• WHAT THE TASK ASKS:
Each line that holds the word "food" is to be identified and copied.

• DATA SHOWN:
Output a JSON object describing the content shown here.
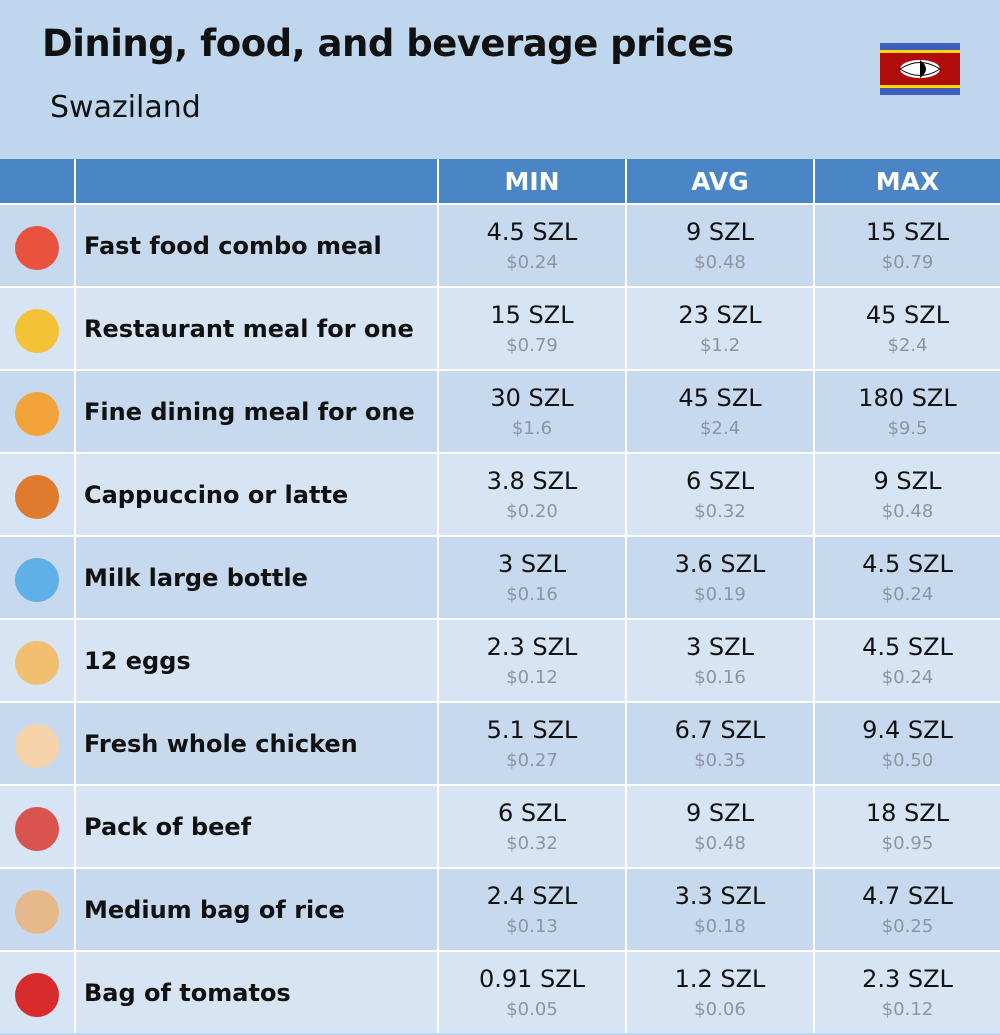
{
  "header": {
    "title": "Dining, food, and beverage prices",
    "subtitle": "Swaziland"
  },
  "table": {
    "columns": [
      "MIN",
      "AVG",
      "MAX"
    ],
    "rows": [
      {
        "name": "Fast food combo meal",
        "cells": [
          {
            "local": "4.5 SZL",
            "usd": "$0.24"
          },
          {
            "local": "9 SZL",
            "usd": "$0.48"
          },
          {
            "local": "15 SZL",
            "usd": "$0.79"
          }
        ]
      },
      {
        "name": "Restaurant meal for one",
        "cells": [
          {
            "local": "15 SZL",
            "usd": "$0.79"
          },
          {
            "local": "23 SZL",
            "usd": "$1.2"
          },
          {
            "local": "45 SZL",
            "usd": "$2.4"
          }
        ]
      },
      {
        "name": "Fine dining meal for one",
        "cells": [
          {
            "local": "30 SZL",
            "usd": "$1.6"
          },
          {
            "local": "45 SZL",
            "usd": "$2.4"
          },
          {
            "local": "180 SZL",
            "usd": "$9.5"
          }
        ]
      },
      {
        "name": "Cappuccino or latte",
        "cells": [
          {
            "local": "3.8 SZL",
            "usd": "$0.20"
          },
          {
            "local": "6 SZL",
            "usd": "$0.32"
          },
          {
            "local": "9 SZL",
            "usd": "$0.48"
          }
        ]
      },
      {
        "name": "Milk large bottle",
        "cells": [
          {
            "local": "3 SZL",
            "usd": "$0.16"
          },
          {
            "local": "3.6 SZL",
            "usd": "$0.19"
          },
          {
            "local": "4.5 SZL",
            "usd": "$0.24"
          }
        ]
      },
      {
        "name": "12 eggs",
        "cells": [
          {
            "local": "2.3 SZL",
            "usd": "$0.12"
          },
          {
            "local": "3 SZL",
            "usd": "$0.16"
          },
          {
            "local": "4.5 SZL",
            "usd": "$0.24"
          }
        ]
      },
      {
        "name": "Fresh whole chicken",
        "cells": [
          {
            "local": "5.1 SZL",
            "usd": "$0.27"
          },
          {
            "local": "6.7 SZL",
            "usd": "$0.35"
          },
          {
            "local": "9.4 SZL",
            "usd": "$0.50"
          }
        ]
      },
      {
        "name": "Pack of beef",
        "cells": [
          {
            "local": "6 SZL",
            "usd": "$0.32"
          },
          {
            "local": "9 SZL",
            "usd": "$0.48"
          },
          {
            "local": "18 SZL",
            "usd": "$0.95"
          }
        ]
      },
      {
        "name": "Medium bag of rice",
        "cells": [
          {
            "local": "2.4 SZL",
            "usd": "$0.13"
          },
          {
            "local": "3.3 SZL",
            "usd": "$0.18"
          },
          {
            "local": "4.7 SZL",
            "usd": "$0.25"
          }
        ]
      },
      {
        "name": "Bag of tomatos",
        "cells": [
          {
            "local": "0.91 SZL",
            "usd": "$0.05"
          },
          {
            "local": "1.2 SZL",
            "usd": "$0.06"
          },
          {
            "local": "2.3 SZL",
            "usd": "$0.12"
          }
        ]
      }
    ]
  }
}
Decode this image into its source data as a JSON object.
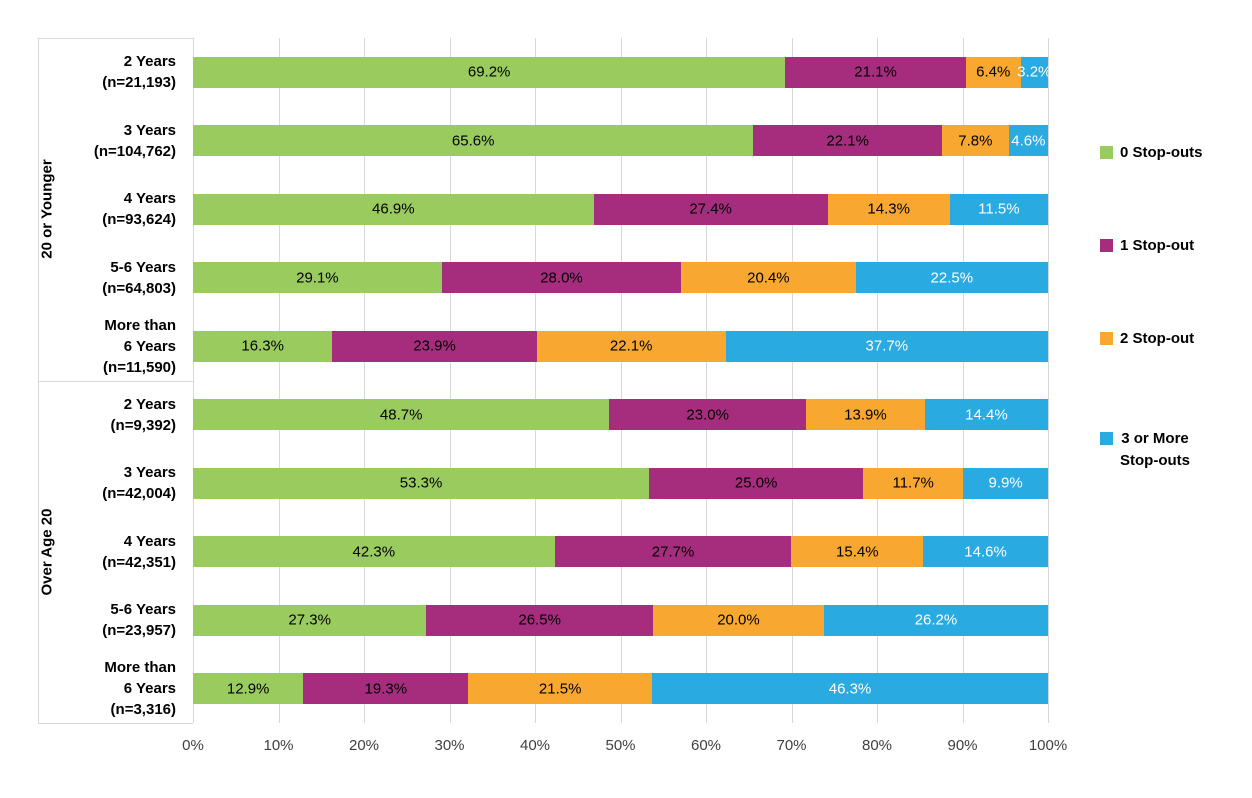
{
  "chart_data": {
    "type": "bar",
    "orientation": "horizontal",
    "stacked": true,
    "title": "",
    "xlabel": "",
    "ylabel": "",
    "x_axis": {
      "min": 0,
      "max": 100,
      "gridlines": true,
      "ticks": [
        "0%",
        "10%",
        "20%",
        "30%",
        "40%",
        "50%",
        "60%",
        "70%",
        "80%",
        "90%",
        "100%"
      ]
    },
    "series": [
      {
        "name": "0 Stop-outs",
        "color": "#9ACB5E",
        "label_color": "#000000"
      },
      {
        "name": "1 Stop-out",
        "color": "#A62C7E",
        "label_color": "#000000"
      },
      {
        "name": "2 Stop-out",
        "color": "#F8A731",
        "label_color": "#000000"
      },
      {
        "name": "3 or More Stop-outs",
        "color": "#29ABE2",
        "label_color": "#FFFFFF"
      }
    ],
    "legend": {
      "position": "right",
      "items": [
        {
          "lines": [
            "0 Stop-outs"
          ]
        },
        {
          "lines": [
            "1 Stop-out"
          ]
        },
        {
          "lines": [
            "2 Stop-out"
          ]
        },
        {
          "lines": [
            "3 or More",
            "Stop-outs"
          ]
        }
      ]
    },
    "groups": [
      {
        "label": "20 or Younger",
        "rows": [
          {
            "label_lines": [
              "2 Years",
              "(n=21,193)"
            ],
            "values": [
              69.2,
              21.1,
              6.4,
              3.2
            ],
            "display": [
              "69.2%",
              "21.1%",
              "6.4%",
              "3.2%"
            ]
          },
          {
            "label_lines": [
              "3 Years",
              "(n=104,762)"
            ],
            "values": [
              65.6,
              22.1,
              7.8,
              4.6
            ],
            "display": [
              "65.6%",
              "22.1%",
              "7.8%",
              "4.6%"
            ]
          },
          {
            "label_lines": [
              "4 Years",
              "(n=93,624)"
            ],
            "values": [
              46.9,
              27.4,
              14.3,
              11.5
            ],
            "display": [
              "46.9%",
              "27.4%",
              "14.3%",
              "11.5%"
            ]
          },
          {
            "label_lines": [
              "5-6 Years",
              "(n=64,803)"
            ],
            "values": [
              29.1,
              28.0,
              20.4,
              22.5
            ],
            "display": [
              "29.1%",
              "28.0%",
              "20.4%",
              "22.5%"
            ]
          },
          {
            "label_lines": [
              "More than",
              "6 Years",
              "(n=11,590)"
            ],
            "values": [
              16.3,
              23.9,
              22.1,
              37.7
            ],
            "display": [
              "16.3%",
              "23.9%",
              "22.1%",
              "37.7%"
            ]
          }
        ]
      },
      {
        "label": "Over Age 20",
        "rows": [
          {
            "label_lines": [
              "2 Years",
              "(n=9,392)"
            ],
            "values": [
              48.7,
              23.0,
              13.9,
              14.4
            ],
            "display": [
              "48.7%",
              "23.0%",
              "13.9%",
              "14.4%"
            ]
          },
          {
            "label_lines": [
              "3 Years",
              "(n=42,004)"
            ],
            "values": [
              53.3,
              25.0,
              11.7,
              9.9
            ],
            "display": [
              "53.3%",
              "25.0%",
              "11.7%",
              "9.9%"
            ]
          },
          {
            "label_lines": [
              "4 Years",
              "(n=42,351)"
            ],
            "values": [
              42.3,
              27.7,
              15.4,
              14.6
            ],
            "display": [
              "42.3%",
              "27.7%",
              "15.4%",
              "14.6%"
            ]
          },
          {
            "label_lines": [
              "5-6 Years",
              "(n=23,957)"
            ],
            "values": [
              27.3,
              26.5,
              20.0,
              26.2
            ],
            "display": [
              "27.3%",
              "26.5%",
              "20.0%",
              "26.2%"
            ]
          },
          {
            "label_lines": [
              "More than",
              "6 Years",
              "(n=3,316)"
            ],
            "values": [
              12.9,
              19.3,
              21.5,
              46.3
            ],
            "display": [
              "12.9%",
              "19.3%",
              "21.5%",
              "46.3%"
            ]
          }
        ]
      }
    ],
    "colors": {
      "gridline": "#d9d9d9",
      "axis_text": "#404040",
      "label_text": "#000000"
    }
  }
}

• RESPONSE TO THE EXERCISE:
    "title": "Dining, food, and beverage prices",
        "name": "Fast food combo meal",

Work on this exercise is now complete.